[Stated exercise]
Output an exact reproduction of the data.

[Data for this task]
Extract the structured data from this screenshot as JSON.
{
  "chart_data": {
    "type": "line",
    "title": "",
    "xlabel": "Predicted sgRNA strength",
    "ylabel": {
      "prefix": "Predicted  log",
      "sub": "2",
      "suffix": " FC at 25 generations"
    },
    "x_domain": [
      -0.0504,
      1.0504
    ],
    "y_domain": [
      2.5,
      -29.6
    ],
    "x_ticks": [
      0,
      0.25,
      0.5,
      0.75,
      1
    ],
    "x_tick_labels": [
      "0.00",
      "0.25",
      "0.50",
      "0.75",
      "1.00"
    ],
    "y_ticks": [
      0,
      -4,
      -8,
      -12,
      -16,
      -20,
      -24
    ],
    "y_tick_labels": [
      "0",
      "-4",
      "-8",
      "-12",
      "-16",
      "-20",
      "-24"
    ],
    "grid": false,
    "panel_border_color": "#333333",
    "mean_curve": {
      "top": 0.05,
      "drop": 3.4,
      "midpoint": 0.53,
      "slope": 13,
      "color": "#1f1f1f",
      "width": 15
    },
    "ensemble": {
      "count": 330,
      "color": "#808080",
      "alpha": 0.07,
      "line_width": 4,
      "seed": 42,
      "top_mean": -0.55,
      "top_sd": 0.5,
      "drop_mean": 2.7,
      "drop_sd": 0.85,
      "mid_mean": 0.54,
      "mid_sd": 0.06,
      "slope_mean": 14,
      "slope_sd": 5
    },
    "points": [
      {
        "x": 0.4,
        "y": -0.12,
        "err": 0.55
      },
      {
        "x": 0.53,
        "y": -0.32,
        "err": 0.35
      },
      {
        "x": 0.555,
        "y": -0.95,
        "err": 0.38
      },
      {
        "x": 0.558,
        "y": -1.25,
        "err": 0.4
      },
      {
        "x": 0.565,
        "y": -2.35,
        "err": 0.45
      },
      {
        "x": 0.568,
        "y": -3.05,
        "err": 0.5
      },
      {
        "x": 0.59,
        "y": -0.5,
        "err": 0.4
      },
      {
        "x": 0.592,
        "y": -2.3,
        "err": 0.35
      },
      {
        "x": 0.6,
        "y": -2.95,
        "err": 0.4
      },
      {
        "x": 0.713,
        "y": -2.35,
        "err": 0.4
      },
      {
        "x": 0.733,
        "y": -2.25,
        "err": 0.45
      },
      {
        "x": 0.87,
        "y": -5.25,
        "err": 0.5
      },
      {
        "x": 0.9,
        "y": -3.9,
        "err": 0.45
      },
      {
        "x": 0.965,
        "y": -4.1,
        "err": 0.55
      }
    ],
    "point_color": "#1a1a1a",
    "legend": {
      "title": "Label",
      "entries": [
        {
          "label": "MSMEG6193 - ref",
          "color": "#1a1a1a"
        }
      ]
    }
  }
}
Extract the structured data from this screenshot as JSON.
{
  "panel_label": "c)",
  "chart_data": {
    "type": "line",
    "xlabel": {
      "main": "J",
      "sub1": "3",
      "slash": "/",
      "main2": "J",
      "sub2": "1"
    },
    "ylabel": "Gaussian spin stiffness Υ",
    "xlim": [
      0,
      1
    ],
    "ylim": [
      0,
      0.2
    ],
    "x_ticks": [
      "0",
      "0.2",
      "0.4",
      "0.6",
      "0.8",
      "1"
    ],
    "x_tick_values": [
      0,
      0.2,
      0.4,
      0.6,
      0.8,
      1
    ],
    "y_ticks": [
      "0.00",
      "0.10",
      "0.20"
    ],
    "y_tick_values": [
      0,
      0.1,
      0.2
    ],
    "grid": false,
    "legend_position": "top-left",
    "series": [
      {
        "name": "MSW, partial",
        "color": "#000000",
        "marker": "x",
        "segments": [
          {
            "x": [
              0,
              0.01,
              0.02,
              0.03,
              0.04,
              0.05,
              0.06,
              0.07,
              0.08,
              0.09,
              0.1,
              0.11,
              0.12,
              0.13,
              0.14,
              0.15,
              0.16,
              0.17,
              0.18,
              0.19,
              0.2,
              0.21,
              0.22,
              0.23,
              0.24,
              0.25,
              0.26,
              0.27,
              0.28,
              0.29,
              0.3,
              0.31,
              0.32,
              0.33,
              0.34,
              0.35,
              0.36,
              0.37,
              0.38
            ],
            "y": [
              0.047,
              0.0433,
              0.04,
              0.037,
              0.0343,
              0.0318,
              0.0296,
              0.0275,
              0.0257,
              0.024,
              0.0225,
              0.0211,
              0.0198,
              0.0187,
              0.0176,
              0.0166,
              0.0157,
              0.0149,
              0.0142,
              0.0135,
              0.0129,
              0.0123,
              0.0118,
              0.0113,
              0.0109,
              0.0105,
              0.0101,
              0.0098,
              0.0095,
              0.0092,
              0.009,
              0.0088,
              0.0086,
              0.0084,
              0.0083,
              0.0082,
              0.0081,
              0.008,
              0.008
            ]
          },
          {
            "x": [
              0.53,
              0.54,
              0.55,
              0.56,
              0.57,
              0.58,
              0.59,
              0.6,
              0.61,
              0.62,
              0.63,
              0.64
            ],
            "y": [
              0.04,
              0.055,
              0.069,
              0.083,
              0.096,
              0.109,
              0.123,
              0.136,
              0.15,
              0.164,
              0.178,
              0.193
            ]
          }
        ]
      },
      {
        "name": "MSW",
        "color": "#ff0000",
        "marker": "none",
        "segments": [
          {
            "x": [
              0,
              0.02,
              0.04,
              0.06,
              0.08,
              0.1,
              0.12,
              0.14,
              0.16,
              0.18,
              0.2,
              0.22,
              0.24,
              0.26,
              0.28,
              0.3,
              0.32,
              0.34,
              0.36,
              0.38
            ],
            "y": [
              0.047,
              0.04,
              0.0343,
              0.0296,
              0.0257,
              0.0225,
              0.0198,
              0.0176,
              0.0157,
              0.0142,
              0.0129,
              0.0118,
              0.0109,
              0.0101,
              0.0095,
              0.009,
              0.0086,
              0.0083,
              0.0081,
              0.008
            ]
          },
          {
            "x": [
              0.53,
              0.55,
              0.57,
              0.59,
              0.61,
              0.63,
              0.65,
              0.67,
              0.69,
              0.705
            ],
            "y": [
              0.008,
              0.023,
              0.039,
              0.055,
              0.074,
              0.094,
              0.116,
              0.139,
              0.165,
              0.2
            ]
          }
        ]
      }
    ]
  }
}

[Exercise output]
Extract the structured data from this screenshot as JSON.
{
  "chart_data": {
    "type": "line",
    "title": "",
    "xlabel": "Predicted sgRNA strength",
    "ylabel": {
      "prefix": "Predicted  log",
      "sub": "2",
      "suffix": " FC at 25 generations"
    },
    "x_domain": [
      -0.0504,
      1.0504
    ],
    "y_domain": [
      2.5,
      -29.6
    ],
    "x_ticks": [
      0,
      0.25,
      0.5,
      0.75,
      1
    ],
    "x_tick_labels": [
      "0.00",
      "0.25",
      "0.50",
      "0.75",
      "1.00"
    ],
    "y_ticks": [
      0,
      -4,
      -8,
      -12,
      -16,
      -20,
      -24
    ],
    "y_tick_labels": [
      "0",
      "-4",
      "-8",
      "-12",
      "-16",
      "-20",
      "-24"
    ],
    "grid": false,
    "panel_border_color": "#333333",
    "mean_curve": {
      "top": 0.05,
      "drop": 3.4,
      "midpoint": 0.53,
      "slope": 13,
      "color": "#1f1f1f",
      "width": 15
    },
    "ensemble": {
      "count": 330,
      "color": "#808080",
      "alpha": 0.07,
      "line_width": 4,
      "seed": 42,
      "top_mean": -0.55,
      "top_sd": 0.5,
      "drop_mean": 2.7,
      "drop_sd": 0.85,
      "mid_mean": 0.54,
      "mid_sd": 0.06,
      "slope_mean": 14,
      "slope_sd": 5
    },
    "points": [
      {
        "x": 0.4,
        "y": -0.12,
        "err": 0.55
      },
      {
        "x": 0.53,
        "y": -0.32,
        "err": 0.35
      },
      {
        "x": 0.555,
        "y": -0.95,
        "err": 0.38
      },
      {
        "x": 0.558,
        "y": -1.25,
        "err": 0.4
      },
      {
        "x": 0.565,
        "y": -2.35,
        "err": 0.45
      },
      {
        "x": 0.568,
        "y": -3.05,
        "err": 0.5
      },
      {
        "x": 0.59,
        "y": -0.5,
        "err": 0.4
      },
      {
        "x": 0.592,
        "y": -2.3,
        "err": 0.35
      },
      {
        "x": 0.6,
        "y": -2.95,
        "err": 0.4
      },
      {
        "x": 0.713,
        "y": -2.35,
        "err": 0.4
      },
      {
        "x": 0.733,
        "y": -2.25,
        "err": 0.45
      },
      {
        "x": 0.87,
        "y": -5.25,
        "err": 0.5
      },
      {
        "x": 0.9,
        "y": -3.9,
        "err": 0.45
      },
      {
        "x": 0.965,
        "y": -4.1,
        "err": 0.55
      }
    ],
    "point_color": "#1a1a1a",
    "legend": {
      "title": "Label",
      "entries": [
        {
          "label": "MSMEG6193 - ref",
          "color": "#1a1a1a"
        }
      ]
    }
  }
}
Extract the structured data from this screenshot as JSON.
{
  "panel_label": "c)",
  "chart_data": {
    "type": "line",
    "xlabel": {
      "main": "J",
      "sub1": "3",
      "slash": "/",
      "main2": "J",
      "sub2": "1"
    },
    "ylabel": "Gaussian spin stiffness Υ",
    "xlim": [
      0,
      1
    ],
    "ylim": [
      0,
      0.2
    ],
    "x_ticks": [
      "0",
      "0.2",
      "0.4",
      "0.6",
      "0.8",
      "1"
    ],
    "x_tick_values": [
      0,
      0.2,
      0.4,
      0.6,
      0.8,
      1
    ],
    "y_ticks": [
      "0.00",
      "0.10",
      "0.20"
    ],
    "y_tick_values": [
      0,
      0.1,
      0.2
    ],
    "grid": false,
    "legend_position": "top-left",
    "series": [
      {
        "name": "MSW, partial",
        "color": "#000000",
        "marker": "x",
        "segments": [
          {
            "x": [
              0,
              0.01,
              0.02,
              0.03,
              0.04,
              0.05,
              0.06,
              0.07,
              0.08,
              0.09,
              0.1,
              0.11,
              0.12,
              0.13,
              0.14,
              0.15,
              0.16,
              0.17,
              0.18,
              0.19,
              0.2,
              0.21,
              0.22,
              0.23,
              0.24,
              0.25,
              0.26,
              0.27,
              0.28,
              0.29,
              0.3,
              0.31,
              0.32,
              0.33,
              0.34,
              0.35,
              0.36,
              0.37,
              0.38
            ],
            "y": [
              0.047,
              0.0433,
              0.04,
              0.037,
              0.0343,
              0.0318,
              0.0296,
              0.0275,
              0.0257,
              0.024,
              0.0225,
              0.0211,
              0.0198,
              0.0187,
              0.0176,
              0.0166,
              0.0157,
              0.0149,
              0.0142,
              0.0135,
              0.0129,
              0.0123,
              0.0118,
              0.0113,
              0.0109,
              0.0105,
              0.0101,
              0.0098,
              0.0095,
              0.0092,
              0.009,
              0.0088,
              0.0086,
              0.0084,
              0.0083,
              0.0082,
              0.0081,
              0.008,
              0.008
            ]
          },
          {
            "x": [
              0.53,
              0.54,
              0.55,
              0.56,
              0.57,
              0.58,
              0.59,
              0.6,
              0.61,
              0.62,
              0.63,
              0.64
            ],
            "y": [
              0.04,
              0.055,
              0.069,
              0.083,
              0.096,
              0.109,
              0.123,
              0.136,
              0.15,
              0.164,
              0.178,
              0.193
            ]
          }
        ]
      },
      {
        "name": "MSW",
        "color": "#ff0000",
        "marker": "none",
        "segments": [
          {
            "x": [
              0,
              0.02,
              0.04,
              0.06,
              0.08,
              0.1,
              0.12,
              0.14,
              0.16,
              0.18,
              0.2,
              0.22,
              0.24,
              0.26,
              0.28,
              0.3,
              0.32,
              0.34,
              0.36,
              0.38
            ],
            "y": [
              0.047,
              0.04,
              0.0343,
              0.0296,
              0.0257,
              0.0225,
              0.0198,
              0.0176,
              0.0157,
              0.0142,
              0.0129,
              0.0118,
              0.0109,
              0.0101,
              0.0095,
              0.009,
              0.0086,
              0.0083,
              0.0081,
              0.008
            ]
          },
          {
            "x": [
              0.53,
              0.55,
              0.57,
              0.59,
              0.61,
              0.63,
              0.65,
              0.67,
              0.69,
              0.705
            ],
            "y": [
              0.008,
              0.023,
              0.039,
              0.055,
              0.074,
              0.094,
              0.116,
              0.139,
              0.165,
              0.2
            ]
          }
        ]
      }
    ]
  }
}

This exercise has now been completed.